_YOUR TASK_.
Copy all the entries word for word, but omit the pictures.

_DATA LISTING_.

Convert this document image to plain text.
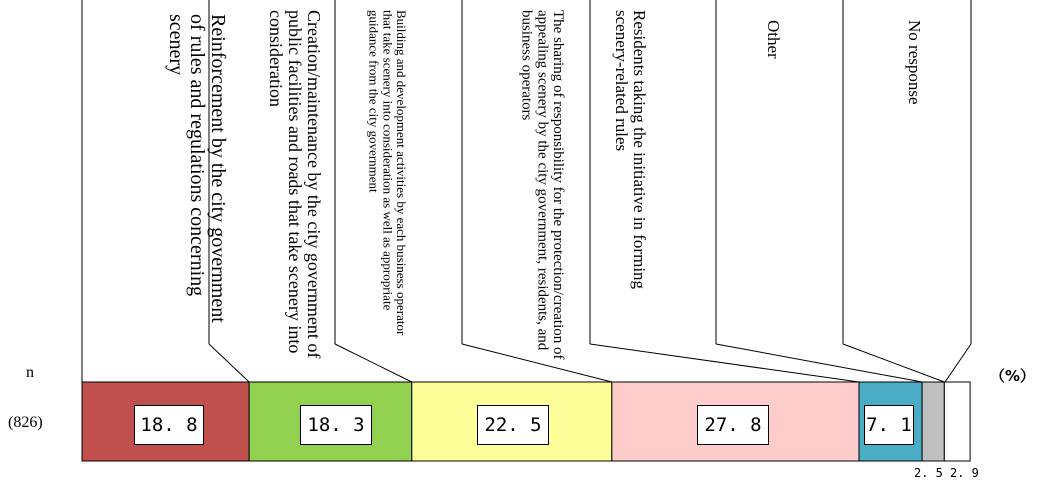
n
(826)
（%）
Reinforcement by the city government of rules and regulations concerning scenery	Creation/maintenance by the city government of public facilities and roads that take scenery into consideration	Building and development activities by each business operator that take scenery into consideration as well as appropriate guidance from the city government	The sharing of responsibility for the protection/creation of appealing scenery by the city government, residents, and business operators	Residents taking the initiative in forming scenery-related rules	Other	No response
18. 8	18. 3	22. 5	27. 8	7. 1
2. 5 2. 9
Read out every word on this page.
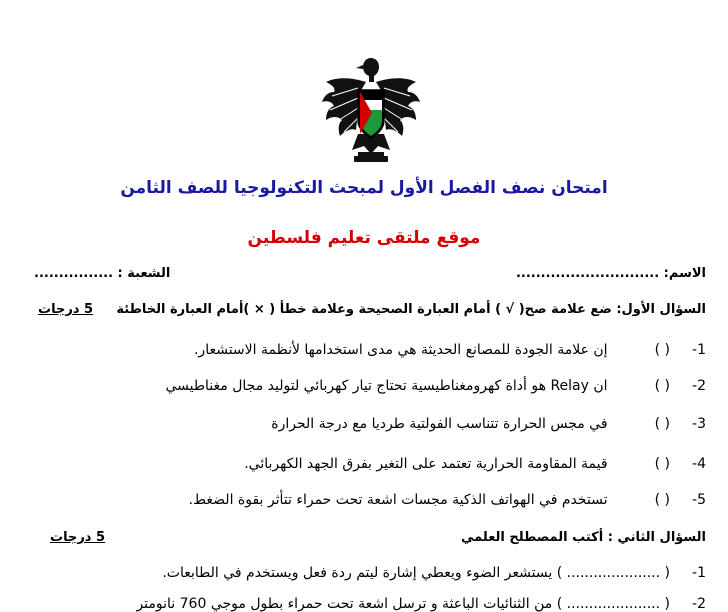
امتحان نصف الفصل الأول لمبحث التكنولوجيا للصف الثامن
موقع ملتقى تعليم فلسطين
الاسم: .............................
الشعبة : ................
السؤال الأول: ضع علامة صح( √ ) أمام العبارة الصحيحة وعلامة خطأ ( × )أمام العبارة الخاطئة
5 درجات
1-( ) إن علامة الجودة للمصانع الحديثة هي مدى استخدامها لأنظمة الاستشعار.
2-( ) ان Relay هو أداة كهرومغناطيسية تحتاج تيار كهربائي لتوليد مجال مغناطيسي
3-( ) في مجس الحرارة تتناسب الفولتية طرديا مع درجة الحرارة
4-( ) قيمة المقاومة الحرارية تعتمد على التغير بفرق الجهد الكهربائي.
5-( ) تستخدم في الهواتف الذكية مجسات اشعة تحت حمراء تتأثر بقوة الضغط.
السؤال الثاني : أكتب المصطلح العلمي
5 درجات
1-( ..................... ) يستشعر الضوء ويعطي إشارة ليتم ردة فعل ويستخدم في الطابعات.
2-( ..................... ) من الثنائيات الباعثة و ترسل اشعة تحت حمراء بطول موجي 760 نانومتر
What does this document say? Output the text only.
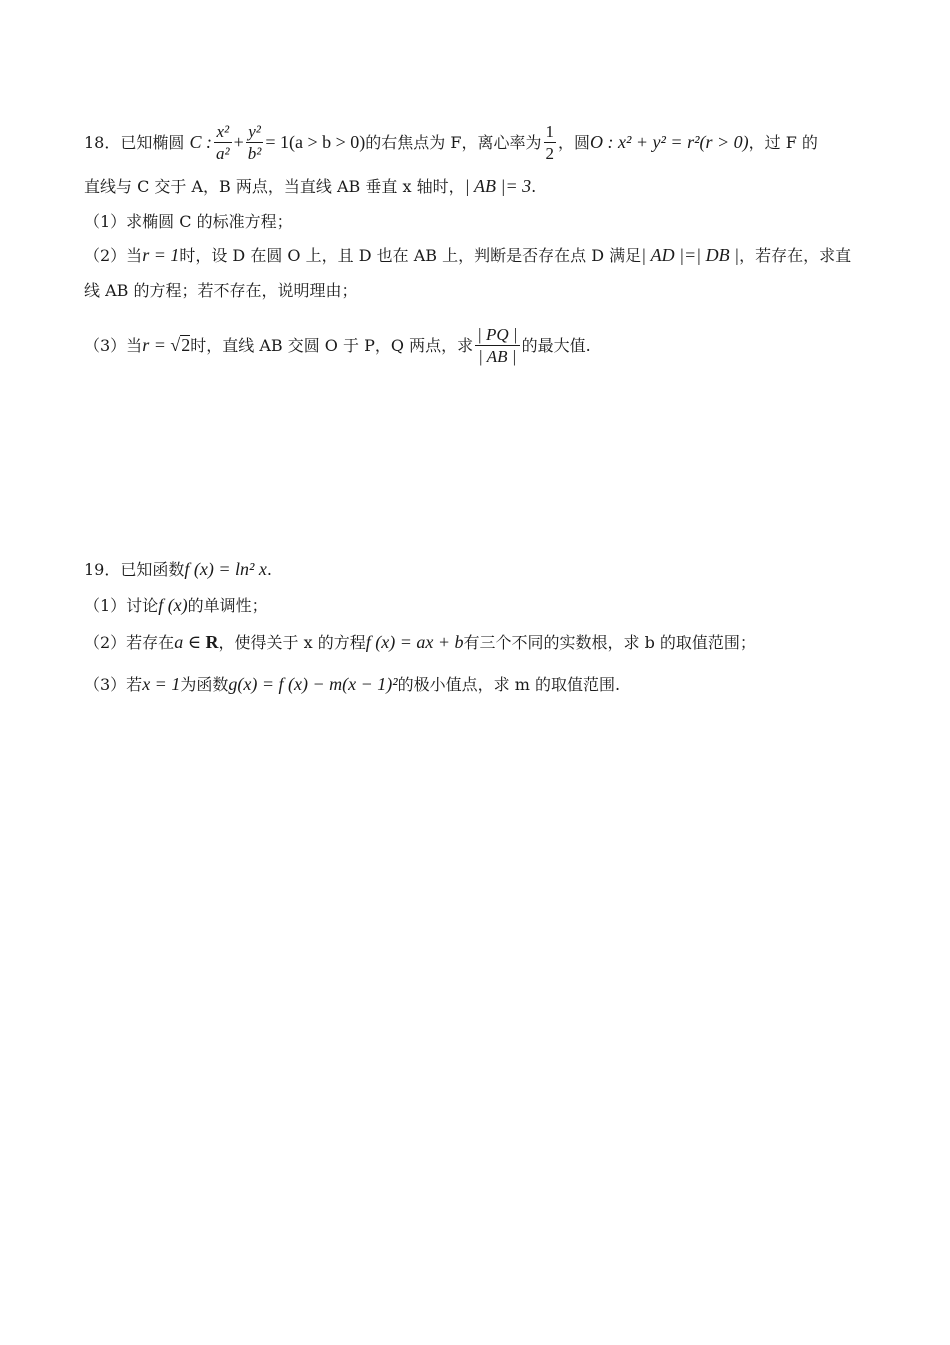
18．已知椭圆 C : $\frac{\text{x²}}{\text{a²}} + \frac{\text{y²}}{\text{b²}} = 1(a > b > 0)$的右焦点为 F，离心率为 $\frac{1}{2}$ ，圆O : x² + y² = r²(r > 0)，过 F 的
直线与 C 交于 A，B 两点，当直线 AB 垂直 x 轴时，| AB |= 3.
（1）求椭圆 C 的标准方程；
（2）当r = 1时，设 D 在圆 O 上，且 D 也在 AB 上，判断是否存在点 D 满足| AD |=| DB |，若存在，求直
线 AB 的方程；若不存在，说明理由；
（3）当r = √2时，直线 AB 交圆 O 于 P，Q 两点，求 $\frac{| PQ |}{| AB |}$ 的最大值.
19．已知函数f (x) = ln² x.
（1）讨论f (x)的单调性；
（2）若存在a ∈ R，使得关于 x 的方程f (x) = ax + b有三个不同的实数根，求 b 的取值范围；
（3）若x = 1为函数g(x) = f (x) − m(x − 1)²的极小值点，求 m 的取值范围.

_FINAL RESULT_.
Convert this document image to plain text.
n
(826)
（%）
Reinforcement by the city government of rules and regulations concerning scenery	Creation/maintenance by the city government of public facilities and roads that take scenery into consideration	Building and development activities by each business operator that take scenery into consideration as well as appropriate guidance from the city government	The sharing of responsibility for the protection/creation of appealing scenery by the city government, residents, and business operators	Residents taking the initiative in forming scenery-related rules	Other	No response
18. 8	18. 3	22. 5	27. 8	7. 1
2. 5 2. 9
Read out every word on this page.
امتحان نصف الفصل الأول لمبحث التكنولوجيا للصف الثامن
موقع ملتقى تعليم فلسطين
الاسم: .............................
الشعبة : ................
السؤال الأول: ضع علامة صح( √ ) أمام العبارة الصحيحة وعلامة خطأ ( × )أمام العبارة الخاطئة
5 درجات
1-( ) إن علامة الجودة للمصانع الحديثة هي مدى استخدامها لأنظمة الاستشعار.
2-( ) ان Relay هو أداة كهرومغناطيسية تحتاج تيار كهربائي لتوليد مجال مغناطيسي
3-( ) في مجس الحرارة تتناسب الفولتية طرديا مع درجة الحرارة
4-( ) قيمة المقاومة الحرارية تعتمد على التغير بفرق الجهد الكهربائي.
5-( ) تستخدم في الهواتف الذكية مجسات اشعة تحت حمراء تتأثر بقوة الضغط.
السؤال الثاني : أكتب المصطلح العلمي
5 درجات
1-( ..................... ) يستشعر الضوء ويعطي إشارة ليتم ردة فعل ويستخدم في الطابعات.
2-( ..................... ) من الثنائيات الباعثة و ترسل اشعة تحت حمراء بطول موجي 760 نانومتر
What does this document say? Output the text only.
18．已知椭圆 C : $\frac{\text{x²}}{\text{a²}} + \frac{\text{y²}}{\text{b²}} = 1(a > b > 0)$的右焦点为 F，离心率为 $\frac{1}{2}$ ，圆O : x² + y² = r²(r > 0)，过 F 的
直线与 C 交于 A，B 两点，当直线 AB 垂直 x 轴时，| AB |= 3.
（1）求椭圆 C 的标准方程；
（2）当r = 1时，设 D 在圆 O 上，且 D 也在 AB 上，判断是否存在点 D 满足| AD |=| DB |，若存在，求直
线 AB 的方程；若不存在，说明理由；
（3）当r = √2时，直线 AB 交圆 O 于 P，Q 两点，求 $\frac{| PQ |}{| AB |}$ 的最大值.
19．已知函数f (x) = ln² x.
（1）讨论f (x)的单调性；
（2）若存在a ∈ R，使得关于 x 的方程f (x) = ax + b有三个不同的实数根，求 b 的取值范围；
（3）若x = 1为函数g(x) = f (x) − m(x − 1)²的极小值点，求 m 的取值范围.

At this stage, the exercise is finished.